### Your instructions:
Find the lines below that contain the string "перечисления". Copy each one.

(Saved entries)
● ● ● ●
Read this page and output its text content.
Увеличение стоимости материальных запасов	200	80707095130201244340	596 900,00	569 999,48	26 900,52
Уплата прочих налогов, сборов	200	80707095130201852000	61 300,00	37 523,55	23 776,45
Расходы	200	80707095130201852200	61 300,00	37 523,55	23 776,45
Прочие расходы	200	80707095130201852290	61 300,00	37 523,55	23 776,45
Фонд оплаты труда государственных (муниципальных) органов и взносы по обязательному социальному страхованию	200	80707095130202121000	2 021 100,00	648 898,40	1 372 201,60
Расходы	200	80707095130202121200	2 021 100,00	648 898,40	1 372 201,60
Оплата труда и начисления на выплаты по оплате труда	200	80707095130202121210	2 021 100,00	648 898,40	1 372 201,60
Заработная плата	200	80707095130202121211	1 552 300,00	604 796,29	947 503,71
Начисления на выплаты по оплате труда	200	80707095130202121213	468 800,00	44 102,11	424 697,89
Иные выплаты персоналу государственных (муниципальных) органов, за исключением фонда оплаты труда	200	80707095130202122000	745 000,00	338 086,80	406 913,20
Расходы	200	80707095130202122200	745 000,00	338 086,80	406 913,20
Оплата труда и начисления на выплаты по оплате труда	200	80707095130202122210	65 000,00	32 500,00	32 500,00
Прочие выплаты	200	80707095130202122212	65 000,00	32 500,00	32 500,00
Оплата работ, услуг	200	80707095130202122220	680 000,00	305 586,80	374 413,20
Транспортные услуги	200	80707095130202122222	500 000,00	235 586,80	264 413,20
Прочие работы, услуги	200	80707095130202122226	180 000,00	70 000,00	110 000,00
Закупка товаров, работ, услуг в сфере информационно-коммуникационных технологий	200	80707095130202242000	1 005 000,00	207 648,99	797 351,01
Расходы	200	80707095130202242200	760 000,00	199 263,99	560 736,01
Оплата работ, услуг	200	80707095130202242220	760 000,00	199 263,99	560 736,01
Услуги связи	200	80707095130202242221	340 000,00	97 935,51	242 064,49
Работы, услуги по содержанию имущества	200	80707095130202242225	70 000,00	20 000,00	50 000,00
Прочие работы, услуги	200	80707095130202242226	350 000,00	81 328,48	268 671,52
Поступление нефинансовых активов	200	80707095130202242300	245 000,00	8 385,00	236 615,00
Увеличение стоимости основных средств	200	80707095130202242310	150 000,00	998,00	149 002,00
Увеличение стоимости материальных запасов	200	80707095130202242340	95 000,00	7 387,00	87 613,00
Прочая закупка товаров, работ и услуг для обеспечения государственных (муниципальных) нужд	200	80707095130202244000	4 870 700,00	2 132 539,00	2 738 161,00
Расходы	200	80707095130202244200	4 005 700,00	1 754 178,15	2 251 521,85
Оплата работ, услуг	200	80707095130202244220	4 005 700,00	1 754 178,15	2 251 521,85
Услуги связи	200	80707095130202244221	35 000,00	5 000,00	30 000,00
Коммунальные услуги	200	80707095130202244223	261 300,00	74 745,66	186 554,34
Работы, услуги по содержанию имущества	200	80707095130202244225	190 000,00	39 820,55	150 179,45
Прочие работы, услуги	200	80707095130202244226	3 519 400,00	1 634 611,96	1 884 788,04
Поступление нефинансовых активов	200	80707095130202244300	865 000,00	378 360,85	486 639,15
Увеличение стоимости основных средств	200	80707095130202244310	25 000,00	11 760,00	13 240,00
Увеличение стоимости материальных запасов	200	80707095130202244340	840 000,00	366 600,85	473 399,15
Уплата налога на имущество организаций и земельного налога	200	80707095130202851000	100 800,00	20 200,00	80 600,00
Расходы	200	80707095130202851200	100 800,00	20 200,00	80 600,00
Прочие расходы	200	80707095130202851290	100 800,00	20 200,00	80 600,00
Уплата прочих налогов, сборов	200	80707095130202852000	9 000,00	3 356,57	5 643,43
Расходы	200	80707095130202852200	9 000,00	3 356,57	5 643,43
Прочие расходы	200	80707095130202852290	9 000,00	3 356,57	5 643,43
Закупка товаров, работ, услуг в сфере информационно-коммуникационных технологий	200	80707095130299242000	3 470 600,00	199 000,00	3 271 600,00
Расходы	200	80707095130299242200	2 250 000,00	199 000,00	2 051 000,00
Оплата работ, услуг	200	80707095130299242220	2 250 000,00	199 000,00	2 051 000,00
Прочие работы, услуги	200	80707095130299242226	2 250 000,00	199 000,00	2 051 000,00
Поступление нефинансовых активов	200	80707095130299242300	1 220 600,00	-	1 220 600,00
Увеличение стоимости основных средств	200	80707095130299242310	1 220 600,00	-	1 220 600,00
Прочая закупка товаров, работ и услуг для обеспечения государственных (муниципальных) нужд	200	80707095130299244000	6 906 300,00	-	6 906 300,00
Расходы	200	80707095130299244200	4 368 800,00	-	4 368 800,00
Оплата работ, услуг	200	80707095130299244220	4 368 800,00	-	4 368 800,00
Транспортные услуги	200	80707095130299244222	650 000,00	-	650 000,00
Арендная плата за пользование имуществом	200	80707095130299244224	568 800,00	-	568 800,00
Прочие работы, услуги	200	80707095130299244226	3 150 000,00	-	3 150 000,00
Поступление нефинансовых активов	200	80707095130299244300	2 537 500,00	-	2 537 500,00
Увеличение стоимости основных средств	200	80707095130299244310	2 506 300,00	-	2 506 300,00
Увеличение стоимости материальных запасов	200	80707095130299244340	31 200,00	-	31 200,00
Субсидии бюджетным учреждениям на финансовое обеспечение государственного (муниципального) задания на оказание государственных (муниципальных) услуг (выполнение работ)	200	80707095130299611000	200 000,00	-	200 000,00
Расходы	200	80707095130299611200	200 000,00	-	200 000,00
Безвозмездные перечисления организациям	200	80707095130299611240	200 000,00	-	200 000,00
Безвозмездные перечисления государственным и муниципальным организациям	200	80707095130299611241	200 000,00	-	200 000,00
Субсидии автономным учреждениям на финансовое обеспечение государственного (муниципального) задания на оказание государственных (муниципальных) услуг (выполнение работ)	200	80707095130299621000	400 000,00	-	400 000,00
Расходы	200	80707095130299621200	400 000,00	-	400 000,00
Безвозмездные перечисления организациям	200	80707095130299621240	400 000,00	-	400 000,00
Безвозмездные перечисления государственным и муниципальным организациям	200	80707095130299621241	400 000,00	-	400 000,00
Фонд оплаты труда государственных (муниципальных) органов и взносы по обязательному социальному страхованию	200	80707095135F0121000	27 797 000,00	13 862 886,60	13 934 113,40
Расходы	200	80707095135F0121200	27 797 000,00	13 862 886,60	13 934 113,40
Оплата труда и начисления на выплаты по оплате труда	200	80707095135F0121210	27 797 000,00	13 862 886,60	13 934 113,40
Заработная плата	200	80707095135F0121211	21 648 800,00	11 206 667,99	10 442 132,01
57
● ● ● ●
### Response:
Безвозмездные перечисления организациям	200	80707095130299611240	200 000,00	-	200 000,00
Безвозмездные перечисления государственным и муниципальным организациям	200	80707095130299611241	200 000,00	-	200 000,00
Безвозмездные перечисления организациям	200	80707095130299621240	400 000,00	-	400 000,00
Безвозмездные перечисления государственным и муниципальным организациям	200	80707095130299621241	400 000,00	-	400 000,00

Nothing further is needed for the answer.